DATASET EXTRACT:

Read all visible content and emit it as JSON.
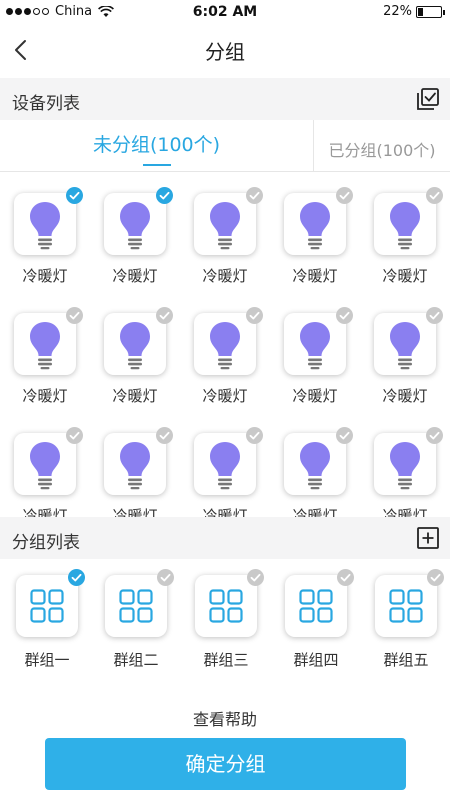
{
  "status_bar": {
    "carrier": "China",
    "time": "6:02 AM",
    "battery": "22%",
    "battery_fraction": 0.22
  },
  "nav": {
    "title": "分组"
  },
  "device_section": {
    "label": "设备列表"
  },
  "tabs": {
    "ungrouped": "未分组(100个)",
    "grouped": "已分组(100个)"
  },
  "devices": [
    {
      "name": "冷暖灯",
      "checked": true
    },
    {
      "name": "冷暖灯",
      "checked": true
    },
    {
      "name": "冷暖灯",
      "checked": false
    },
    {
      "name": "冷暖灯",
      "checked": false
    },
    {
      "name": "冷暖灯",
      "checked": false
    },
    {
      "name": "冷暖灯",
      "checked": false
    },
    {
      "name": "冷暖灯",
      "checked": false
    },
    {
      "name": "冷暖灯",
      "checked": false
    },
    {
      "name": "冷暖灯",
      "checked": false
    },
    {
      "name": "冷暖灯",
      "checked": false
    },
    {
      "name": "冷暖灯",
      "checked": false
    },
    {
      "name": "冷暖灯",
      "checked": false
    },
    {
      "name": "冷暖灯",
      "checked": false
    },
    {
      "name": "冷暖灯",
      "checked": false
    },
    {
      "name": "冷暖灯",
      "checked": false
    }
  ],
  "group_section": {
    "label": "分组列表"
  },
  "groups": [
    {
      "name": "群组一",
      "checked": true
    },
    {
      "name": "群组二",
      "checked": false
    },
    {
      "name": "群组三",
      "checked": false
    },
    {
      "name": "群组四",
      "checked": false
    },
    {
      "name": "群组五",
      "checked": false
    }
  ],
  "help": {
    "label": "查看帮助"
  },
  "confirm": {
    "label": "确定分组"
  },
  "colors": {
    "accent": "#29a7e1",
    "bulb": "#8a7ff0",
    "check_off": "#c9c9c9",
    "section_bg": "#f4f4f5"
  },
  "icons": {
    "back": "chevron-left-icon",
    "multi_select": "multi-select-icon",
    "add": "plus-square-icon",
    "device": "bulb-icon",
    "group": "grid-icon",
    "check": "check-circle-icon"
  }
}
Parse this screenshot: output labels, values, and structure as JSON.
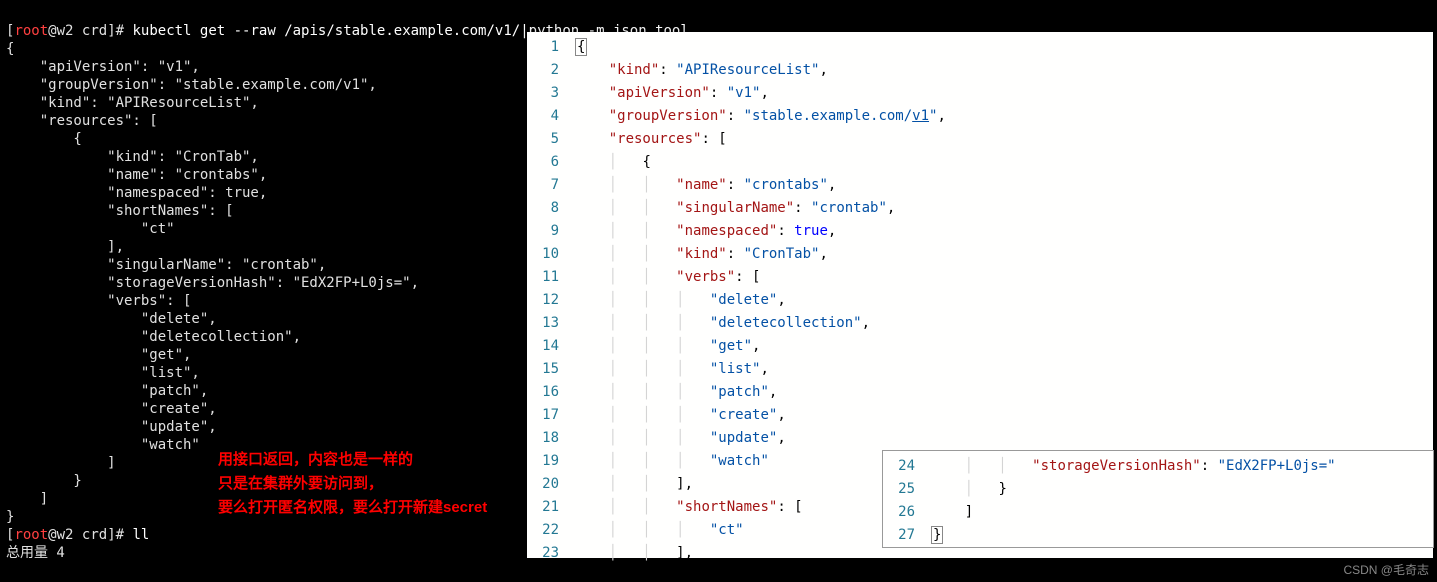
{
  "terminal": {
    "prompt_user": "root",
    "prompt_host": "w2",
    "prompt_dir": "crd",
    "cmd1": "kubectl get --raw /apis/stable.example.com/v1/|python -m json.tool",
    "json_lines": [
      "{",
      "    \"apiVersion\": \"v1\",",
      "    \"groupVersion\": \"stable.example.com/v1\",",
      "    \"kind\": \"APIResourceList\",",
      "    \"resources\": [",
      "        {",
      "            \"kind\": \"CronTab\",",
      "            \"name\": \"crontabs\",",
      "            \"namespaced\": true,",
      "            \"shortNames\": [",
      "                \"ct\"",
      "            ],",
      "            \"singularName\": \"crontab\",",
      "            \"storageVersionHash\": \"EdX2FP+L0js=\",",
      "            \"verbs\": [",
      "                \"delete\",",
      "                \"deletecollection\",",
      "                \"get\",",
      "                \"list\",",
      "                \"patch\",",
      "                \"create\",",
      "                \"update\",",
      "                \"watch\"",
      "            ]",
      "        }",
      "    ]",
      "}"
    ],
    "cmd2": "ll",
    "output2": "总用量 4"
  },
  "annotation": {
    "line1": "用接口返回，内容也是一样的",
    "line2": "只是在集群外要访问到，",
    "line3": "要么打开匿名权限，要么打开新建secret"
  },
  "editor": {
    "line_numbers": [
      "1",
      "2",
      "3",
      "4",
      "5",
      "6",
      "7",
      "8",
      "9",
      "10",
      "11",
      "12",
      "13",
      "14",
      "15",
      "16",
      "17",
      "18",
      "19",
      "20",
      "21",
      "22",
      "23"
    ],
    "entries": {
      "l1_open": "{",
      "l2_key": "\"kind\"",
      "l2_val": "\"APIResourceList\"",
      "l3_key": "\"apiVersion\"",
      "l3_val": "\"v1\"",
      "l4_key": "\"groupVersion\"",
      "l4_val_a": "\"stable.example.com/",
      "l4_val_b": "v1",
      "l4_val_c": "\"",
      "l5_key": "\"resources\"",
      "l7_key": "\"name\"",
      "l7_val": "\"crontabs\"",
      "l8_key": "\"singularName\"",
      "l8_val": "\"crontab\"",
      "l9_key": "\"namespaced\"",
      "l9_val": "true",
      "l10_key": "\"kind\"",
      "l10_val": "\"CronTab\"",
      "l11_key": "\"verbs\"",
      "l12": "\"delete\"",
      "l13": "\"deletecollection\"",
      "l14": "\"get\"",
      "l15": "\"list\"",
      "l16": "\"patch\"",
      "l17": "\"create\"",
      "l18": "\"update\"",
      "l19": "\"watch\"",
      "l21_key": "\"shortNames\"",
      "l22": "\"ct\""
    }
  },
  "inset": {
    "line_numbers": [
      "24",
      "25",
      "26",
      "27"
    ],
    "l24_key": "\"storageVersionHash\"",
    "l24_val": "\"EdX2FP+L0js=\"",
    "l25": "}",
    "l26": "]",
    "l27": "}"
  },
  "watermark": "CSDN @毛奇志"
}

...

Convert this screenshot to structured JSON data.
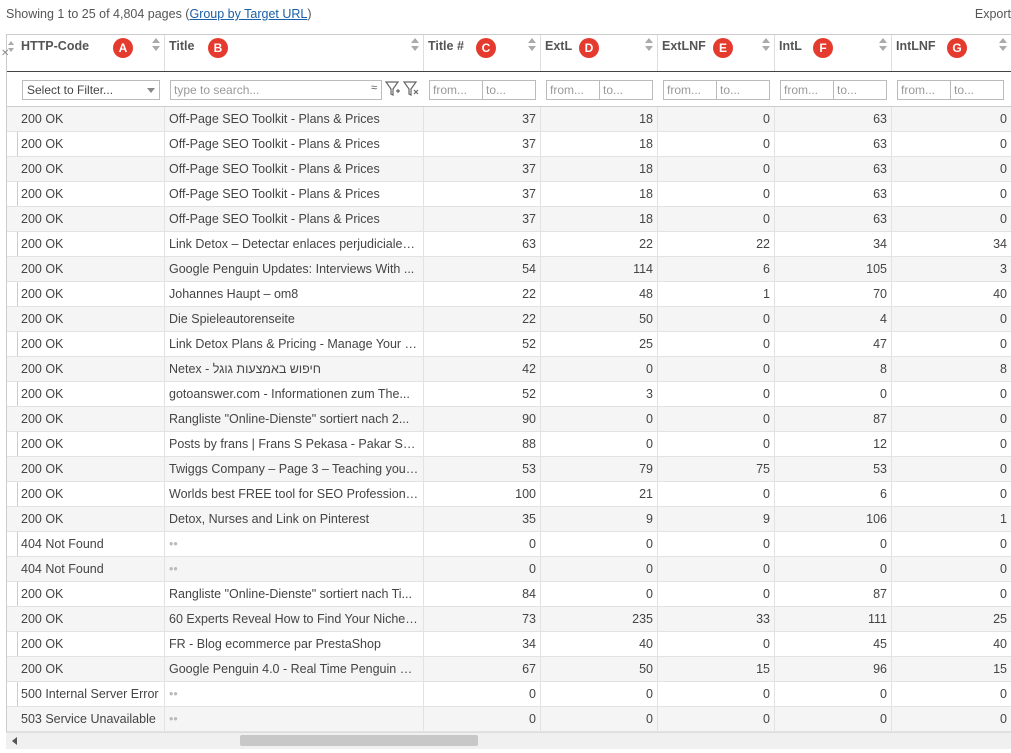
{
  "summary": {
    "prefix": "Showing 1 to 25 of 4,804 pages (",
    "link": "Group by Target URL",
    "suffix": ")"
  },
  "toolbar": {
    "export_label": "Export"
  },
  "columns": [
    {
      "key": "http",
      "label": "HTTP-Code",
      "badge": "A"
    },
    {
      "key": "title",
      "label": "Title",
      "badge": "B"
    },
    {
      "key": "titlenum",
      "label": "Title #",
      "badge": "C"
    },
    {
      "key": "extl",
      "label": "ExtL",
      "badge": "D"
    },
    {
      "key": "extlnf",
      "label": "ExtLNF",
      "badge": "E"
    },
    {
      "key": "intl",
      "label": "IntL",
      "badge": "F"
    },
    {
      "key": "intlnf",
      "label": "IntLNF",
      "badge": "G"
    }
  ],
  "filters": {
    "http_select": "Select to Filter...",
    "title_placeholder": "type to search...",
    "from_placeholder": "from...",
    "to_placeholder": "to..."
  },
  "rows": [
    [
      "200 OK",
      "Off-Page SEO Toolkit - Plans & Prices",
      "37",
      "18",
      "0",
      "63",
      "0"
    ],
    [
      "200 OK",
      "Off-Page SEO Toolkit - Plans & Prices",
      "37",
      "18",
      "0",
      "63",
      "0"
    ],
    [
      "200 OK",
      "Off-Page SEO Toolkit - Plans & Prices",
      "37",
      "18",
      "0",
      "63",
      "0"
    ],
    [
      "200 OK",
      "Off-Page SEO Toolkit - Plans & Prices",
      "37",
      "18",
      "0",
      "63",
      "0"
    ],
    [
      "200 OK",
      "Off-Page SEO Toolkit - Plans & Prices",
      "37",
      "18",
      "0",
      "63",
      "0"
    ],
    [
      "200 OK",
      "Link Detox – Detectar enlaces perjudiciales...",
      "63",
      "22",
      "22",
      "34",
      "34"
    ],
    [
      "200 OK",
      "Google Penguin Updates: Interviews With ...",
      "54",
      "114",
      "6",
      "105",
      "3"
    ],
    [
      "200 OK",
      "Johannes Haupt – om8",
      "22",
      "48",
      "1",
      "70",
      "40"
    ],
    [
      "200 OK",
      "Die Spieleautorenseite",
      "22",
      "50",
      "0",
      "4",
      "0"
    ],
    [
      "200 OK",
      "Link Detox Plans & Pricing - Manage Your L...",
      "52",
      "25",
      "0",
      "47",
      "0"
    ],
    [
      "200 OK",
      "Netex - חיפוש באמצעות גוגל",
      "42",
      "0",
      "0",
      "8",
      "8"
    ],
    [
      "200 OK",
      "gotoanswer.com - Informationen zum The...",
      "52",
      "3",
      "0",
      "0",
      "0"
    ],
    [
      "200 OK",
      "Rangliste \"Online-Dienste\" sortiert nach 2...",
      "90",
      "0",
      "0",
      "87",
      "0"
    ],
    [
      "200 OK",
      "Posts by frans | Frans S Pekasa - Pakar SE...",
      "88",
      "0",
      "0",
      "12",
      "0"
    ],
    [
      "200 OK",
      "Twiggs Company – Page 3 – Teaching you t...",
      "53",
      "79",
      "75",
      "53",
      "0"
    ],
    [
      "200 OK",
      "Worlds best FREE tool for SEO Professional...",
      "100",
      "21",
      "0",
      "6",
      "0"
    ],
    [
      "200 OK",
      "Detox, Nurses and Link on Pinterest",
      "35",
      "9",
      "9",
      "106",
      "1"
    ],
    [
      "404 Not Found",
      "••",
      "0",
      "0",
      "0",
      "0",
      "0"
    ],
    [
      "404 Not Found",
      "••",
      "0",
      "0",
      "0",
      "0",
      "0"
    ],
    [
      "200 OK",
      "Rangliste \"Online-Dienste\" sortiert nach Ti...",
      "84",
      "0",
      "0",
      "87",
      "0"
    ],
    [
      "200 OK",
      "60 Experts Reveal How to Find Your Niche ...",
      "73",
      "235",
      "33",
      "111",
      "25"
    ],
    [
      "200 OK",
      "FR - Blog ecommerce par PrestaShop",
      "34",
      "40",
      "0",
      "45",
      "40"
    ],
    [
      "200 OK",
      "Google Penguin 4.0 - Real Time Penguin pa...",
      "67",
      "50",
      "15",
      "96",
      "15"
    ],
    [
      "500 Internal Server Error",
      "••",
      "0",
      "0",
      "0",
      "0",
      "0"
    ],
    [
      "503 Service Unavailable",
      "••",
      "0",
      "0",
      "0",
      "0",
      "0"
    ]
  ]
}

==

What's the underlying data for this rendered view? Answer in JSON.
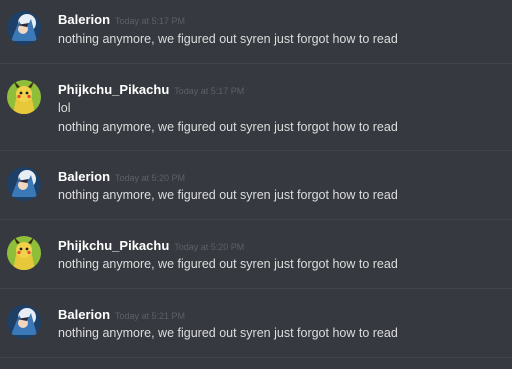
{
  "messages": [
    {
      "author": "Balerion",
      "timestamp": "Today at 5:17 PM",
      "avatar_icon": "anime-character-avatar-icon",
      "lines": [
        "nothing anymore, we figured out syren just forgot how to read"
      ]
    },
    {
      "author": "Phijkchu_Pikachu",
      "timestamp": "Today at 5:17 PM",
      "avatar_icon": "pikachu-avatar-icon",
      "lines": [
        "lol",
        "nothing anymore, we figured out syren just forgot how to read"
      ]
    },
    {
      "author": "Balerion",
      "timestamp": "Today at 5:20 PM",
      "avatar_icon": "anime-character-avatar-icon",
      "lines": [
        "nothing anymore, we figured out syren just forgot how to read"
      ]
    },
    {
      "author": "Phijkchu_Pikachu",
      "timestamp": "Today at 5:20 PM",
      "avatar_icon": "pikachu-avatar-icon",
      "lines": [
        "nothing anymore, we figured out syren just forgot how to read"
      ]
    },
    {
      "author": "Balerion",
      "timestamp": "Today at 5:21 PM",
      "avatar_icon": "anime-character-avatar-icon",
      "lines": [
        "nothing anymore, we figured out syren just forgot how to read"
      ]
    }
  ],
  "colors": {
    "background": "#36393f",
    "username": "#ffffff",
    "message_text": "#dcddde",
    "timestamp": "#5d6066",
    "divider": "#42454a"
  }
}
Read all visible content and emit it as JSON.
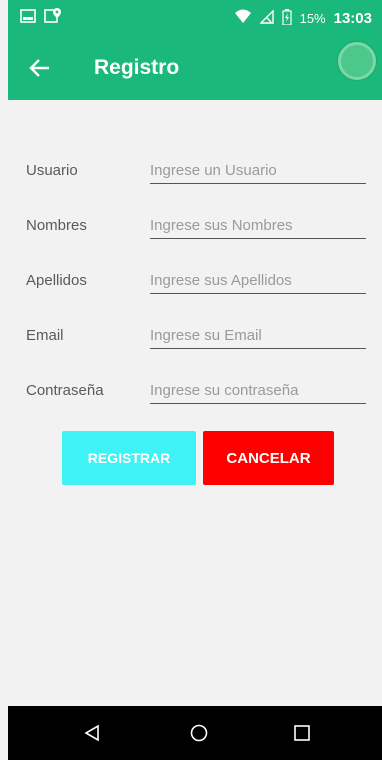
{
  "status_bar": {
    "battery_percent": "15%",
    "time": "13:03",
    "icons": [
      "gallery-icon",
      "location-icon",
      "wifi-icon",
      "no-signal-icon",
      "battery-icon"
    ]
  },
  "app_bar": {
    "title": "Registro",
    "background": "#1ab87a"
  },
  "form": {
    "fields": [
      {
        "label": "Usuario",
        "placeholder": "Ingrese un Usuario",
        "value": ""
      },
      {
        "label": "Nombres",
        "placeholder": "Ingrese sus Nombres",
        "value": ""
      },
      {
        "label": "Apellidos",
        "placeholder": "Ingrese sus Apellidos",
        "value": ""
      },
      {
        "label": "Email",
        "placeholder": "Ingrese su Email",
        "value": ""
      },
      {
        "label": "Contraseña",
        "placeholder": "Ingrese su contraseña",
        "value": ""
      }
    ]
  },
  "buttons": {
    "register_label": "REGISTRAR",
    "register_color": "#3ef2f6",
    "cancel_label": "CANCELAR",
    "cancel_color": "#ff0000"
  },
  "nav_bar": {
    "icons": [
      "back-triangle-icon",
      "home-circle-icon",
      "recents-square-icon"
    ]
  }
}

EXERCISE DETAILS:
From the data, collect all lines where the string "nach" appears.

SOLUTION TO THE PROBLEM:
      "Rangliste \"Online-Dienste\" sortiert nach 2...",
      "Rangliste \"Online-Dienste\" sortiert nach Ti...",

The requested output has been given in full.